RECORDS FOR THE EXERCISE:
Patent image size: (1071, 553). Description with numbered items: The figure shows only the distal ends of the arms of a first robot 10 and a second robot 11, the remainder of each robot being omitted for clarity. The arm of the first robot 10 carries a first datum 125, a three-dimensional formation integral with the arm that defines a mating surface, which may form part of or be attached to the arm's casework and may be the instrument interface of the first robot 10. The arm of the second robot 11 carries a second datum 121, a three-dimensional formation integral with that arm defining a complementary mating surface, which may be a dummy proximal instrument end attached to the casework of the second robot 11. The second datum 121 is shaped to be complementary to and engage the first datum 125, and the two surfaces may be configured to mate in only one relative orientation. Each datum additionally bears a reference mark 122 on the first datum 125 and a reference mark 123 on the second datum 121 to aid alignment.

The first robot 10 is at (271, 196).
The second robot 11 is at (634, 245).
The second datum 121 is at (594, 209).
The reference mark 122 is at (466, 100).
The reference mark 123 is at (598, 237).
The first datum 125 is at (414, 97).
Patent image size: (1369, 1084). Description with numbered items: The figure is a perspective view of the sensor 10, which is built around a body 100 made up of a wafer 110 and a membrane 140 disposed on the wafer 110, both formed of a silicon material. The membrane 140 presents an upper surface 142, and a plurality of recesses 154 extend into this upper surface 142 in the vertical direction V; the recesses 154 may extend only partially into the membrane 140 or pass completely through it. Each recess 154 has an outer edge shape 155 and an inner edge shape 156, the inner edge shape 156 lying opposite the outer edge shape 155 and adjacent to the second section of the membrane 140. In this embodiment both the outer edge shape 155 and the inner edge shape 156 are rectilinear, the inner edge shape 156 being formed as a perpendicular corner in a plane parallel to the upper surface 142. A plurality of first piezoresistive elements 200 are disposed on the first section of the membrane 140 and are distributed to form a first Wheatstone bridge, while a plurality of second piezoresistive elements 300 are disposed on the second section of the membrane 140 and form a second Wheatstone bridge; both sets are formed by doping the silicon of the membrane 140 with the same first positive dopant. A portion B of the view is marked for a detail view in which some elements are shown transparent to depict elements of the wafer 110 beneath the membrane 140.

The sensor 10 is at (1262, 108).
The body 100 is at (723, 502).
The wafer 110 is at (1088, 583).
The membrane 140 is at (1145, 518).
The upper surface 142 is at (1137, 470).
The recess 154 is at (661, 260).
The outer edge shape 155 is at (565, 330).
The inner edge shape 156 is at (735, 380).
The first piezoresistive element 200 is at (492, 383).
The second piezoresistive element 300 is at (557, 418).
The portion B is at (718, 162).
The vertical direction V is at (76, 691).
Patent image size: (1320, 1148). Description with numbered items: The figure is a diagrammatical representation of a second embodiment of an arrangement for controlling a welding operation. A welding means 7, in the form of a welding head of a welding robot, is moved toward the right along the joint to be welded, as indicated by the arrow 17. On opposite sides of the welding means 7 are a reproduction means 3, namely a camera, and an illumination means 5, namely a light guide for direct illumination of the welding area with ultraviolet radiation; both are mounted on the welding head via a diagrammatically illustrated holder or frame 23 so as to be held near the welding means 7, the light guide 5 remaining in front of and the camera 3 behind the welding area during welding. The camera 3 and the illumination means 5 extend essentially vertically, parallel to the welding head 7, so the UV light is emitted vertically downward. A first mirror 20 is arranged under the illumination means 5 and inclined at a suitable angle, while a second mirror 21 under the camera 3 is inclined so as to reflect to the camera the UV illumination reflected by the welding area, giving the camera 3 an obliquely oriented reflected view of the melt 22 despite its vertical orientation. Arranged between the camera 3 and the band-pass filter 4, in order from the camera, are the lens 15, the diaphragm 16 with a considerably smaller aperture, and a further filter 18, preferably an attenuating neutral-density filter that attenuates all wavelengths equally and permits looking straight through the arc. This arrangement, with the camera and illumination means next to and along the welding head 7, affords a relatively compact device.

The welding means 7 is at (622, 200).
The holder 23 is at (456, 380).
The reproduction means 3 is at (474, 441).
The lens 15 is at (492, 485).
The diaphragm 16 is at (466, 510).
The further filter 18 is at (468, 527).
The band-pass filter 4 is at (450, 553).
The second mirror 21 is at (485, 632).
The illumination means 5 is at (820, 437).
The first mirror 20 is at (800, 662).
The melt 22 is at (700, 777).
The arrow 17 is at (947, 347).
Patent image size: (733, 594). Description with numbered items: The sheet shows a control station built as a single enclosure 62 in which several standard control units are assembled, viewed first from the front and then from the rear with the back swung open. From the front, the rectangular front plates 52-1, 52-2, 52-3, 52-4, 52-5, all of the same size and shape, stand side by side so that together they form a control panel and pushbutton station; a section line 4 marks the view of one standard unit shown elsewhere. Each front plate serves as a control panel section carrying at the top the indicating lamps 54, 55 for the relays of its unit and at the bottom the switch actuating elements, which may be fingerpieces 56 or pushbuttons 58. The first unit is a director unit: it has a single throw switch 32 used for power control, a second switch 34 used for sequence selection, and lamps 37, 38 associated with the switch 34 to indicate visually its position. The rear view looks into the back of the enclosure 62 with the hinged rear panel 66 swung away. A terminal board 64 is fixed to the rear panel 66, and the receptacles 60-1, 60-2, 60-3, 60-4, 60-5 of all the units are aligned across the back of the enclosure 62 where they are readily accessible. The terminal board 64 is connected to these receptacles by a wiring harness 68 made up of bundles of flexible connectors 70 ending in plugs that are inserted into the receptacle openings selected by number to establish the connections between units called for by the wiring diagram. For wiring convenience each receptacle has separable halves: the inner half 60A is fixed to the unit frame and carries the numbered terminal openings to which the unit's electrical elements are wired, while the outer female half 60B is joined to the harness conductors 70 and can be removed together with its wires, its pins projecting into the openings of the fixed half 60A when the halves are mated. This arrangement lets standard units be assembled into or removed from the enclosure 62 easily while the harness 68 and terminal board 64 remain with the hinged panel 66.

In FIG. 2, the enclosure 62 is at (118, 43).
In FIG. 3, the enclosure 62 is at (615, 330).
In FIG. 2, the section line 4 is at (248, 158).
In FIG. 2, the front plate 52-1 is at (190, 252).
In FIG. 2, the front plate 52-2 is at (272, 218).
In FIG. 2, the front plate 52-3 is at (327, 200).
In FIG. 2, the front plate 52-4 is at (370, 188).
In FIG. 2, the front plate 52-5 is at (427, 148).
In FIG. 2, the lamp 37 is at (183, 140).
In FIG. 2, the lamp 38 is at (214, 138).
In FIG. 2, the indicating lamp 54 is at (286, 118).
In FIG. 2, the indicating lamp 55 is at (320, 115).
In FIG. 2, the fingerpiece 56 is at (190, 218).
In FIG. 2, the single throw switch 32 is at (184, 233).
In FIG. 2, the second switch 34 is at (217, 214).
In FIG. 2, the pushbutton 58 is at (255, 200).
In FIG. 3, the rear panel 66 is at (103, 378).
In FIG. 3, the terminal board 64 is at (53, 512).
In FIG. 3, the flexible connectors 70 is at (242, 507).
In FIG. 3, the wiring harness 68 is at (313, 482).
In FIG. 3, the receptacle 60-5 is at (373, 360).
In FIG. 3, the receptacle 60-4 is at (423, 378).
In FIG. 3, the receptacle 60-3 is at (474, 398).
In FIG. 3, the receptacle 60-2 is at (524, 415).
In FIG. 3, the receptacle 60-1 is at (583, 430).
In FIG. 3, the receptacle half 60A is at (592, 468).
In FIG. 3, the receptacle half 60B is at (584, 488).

PROMPT: Quote the items from the line containing "Patent image size: (1320, 1148)." up to and including the line containing "The first mirror 20 is at (800, 662).", reproducing each line verbatim.

CORRECT RESPONSE:
Patent image size: (1320, 1148). Description with numbered items: The figure is a diagrammatical representation of a second embodiment of an arrangement for controlling a welding operation. A welding means 7, in the form of a welding head of a welding robot, is moved toward the right along the joint to be welded, as indicated by the arrow 17. On opposite sides of the welding means 7 are a reproduction means 3, namely a camera, and an illumination means 5, namely a light guide for direct illumination of the welding area with ultraviolet radiation; both are mounted on the welding head via a diagrammatically illustrated holder or frame 23 so as to be held near the welding means 7, the light guide 5 remaining in front of and the camera 3 behind the welding area during welding. The camera 3 and the illumination means 5 extend essentially vertically, parallel to the welding head 7, so the UV light is emitted vertically downward. A first mirror 20 is arranged under the illumination means 5 and inclined at a suitable angle, while a second mirror 21 under the camera 3 is inclined so as to reflect to the camera the UV illumination reflected by the welding area, giving the camera 3 an obliquely oriented reflected view of the melt 22 despite its vertical orientation. Arranged between the camera 3 and the band-pass filter 4, in order from the camera, are the lens 15, the diaphragm 16 with a considerably smaller aperture, and a further filter 18, preferably an attenuating neutral-density filter that attenuates all wavelengths equally and permits looking straight through the arc. This arrangement, with the camera and illumination means next to and along the welding head 7, affords a relatively compact device.

The welding means 7 is at (622, 200).
The holder 23 is at (456, 380).
The reproduction means 3 is at (474, 441).
The lens 15 is at (492, 485).
The diaphragm 16 is at (466, 510).
The further filter 18 is at (468, 527).
The band-pass filter 4 is at (450, 553).
The second mirror 21 is at (485, 632).
The illumination means 5 is at (820, 437).
The first mirror 20 is at (800, 662).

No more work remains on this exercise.